— Start —

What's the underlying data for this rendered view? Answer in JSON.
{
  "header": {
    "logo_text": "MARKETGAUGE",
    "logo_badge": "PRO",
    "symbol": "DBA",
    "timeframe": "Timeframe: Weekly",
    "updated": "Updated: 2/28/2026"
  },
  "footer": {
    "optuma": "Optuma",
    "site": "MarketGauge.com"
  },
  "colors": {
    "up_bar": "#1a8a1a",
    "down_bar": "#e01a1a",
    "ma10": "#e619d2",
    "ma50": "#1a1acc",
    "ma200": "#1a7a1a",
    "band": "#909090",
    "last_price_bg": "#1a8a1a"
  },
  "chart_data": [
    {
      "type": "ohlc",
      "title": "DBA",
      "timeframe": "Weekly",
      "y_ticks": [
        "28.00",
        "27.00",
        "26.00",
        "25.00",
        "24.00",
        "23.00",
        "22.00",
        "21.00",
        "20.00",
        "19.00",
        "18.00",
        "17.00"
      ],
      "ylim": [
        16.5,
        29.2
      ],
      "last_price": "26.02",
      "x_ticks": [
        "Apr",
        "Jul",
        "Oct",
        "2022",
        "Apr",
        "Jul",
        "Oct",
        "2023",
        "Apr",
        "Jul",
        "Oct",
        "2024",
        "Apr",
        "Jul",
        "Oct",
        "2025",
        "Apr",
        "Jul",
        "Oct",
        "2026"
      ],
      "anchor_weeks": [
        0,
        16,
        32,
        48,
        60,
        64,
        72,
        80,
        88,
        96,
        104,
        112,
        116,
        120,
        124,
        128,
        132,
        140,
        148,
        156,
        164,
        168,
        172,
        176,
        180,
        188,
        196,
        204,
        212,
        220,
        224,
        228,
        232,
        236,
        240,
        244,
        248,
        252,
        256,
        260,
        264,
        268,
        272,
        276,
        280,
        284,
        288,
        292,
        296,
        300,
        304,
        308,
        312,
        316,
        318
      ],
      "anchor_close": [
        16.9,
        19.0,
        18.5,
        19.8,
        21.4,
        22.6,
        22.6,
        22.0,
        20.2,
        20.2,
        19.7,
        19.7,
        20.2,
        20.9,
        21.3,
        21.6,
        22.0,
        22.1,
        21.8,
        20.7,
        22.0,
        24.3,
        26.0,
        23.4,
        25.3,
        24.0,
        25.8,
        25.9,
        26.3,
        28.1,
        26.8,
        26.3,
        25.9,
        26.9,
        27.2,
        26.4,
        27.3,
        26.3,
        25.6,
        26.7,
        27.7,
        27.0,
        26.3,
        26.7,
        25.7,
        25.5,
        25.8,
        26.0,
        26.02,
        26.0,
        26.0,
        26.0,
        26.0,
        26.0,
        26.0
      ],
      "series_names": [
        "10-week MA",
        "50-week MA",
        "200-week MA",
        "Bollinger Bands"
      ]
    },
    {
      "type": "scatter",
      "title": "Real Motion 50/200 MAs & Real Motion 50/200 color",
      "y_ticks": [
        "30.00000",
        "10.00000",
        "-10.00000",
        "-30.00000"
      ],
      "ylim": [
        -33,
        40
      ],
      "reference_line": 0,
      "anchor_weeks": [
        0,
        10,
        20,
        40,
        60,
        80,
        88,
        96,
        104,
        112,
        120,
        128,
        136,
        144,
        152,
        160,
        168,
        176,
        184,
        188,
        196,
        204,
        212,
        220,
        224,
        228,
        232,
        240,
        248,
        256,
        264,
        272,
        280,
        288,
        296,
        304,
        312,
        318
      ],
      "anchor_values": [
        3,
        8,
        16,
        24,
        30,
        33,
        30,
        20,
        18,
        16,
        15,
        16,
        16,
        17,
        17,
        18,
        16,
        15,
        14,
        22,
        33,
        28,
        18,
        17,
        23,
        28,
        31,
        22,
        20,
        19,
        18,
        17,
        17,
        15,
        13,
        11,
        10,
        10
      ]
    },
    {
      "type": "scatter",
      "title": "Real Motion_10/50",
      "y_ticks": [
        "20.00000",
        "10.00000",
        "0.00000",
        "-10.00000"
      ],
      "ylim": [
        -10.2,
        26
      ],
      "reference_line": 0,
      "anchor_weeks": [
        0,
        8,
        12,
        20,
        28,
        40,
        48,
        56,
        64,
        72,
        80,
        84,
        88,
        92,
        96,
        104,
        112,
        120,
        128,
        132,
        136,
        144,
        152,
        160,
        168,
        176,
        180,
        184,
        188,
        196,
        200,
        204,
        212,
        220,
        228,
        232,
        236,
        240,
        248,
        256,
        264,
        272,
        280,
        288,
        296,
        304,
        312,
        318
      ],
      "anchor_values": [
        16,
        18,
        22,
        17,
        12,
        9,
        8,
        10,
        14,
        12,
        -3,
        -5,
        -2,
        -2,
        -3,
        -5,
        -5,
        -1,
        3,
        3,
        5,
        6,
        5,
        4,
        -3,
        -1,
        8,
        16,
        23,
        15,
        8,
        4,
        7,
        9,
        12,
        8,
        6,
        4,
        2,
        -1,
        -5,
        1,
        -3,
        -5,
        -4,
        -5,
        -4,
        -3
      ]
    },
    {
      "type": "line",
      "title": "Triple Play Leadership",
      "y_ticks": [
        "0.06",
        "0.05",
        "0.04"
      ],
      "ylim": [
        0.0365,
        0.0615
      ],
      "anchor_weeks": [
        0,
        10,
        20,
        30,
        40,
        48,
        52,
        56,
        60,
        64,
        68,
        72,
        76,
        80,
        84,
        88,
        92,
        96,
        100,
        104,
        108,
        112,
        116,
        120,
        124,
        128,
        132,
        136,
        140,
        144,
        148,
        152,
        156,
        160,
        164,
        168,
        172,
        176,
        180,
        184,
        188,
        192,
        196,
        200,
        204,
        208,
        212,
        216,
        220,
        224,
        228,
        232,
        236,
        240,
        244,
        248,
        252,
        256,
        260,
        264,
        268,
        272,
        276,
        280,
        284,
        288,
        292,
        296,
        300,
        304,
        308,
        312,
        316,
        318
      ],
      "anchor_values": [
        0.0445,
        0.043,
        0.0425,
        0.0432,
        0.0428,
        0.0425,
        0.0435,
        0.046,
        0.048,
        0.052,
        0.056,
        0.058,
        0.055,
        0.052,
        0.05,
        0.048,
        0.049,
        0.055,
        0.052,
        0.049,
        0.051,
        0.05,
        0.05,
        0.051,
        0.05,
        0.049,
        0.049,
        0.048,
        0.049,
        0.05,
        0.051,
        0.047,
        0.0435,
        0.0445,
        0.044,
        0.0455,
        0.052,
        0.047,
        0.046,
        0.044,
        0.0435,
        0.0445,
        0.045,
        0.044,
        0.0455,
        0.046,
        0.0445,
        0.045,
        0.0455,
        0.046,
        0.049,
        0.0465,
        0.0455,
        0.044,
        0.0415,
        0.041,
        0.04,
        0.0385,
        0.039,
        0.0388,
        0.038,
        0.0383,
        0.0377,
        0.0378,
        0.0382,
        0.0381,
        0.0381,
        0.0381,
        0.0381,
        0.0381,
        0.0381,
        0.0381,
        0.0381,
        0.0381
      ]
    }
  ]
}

— End —

* [Work to be completed]:
Search the records for the string "type" and return every line in which it occurs.

* [Written reply]:
      "type": "ohlc",
      "type": "scatter",
      "type": "scatter",
      "type": "line",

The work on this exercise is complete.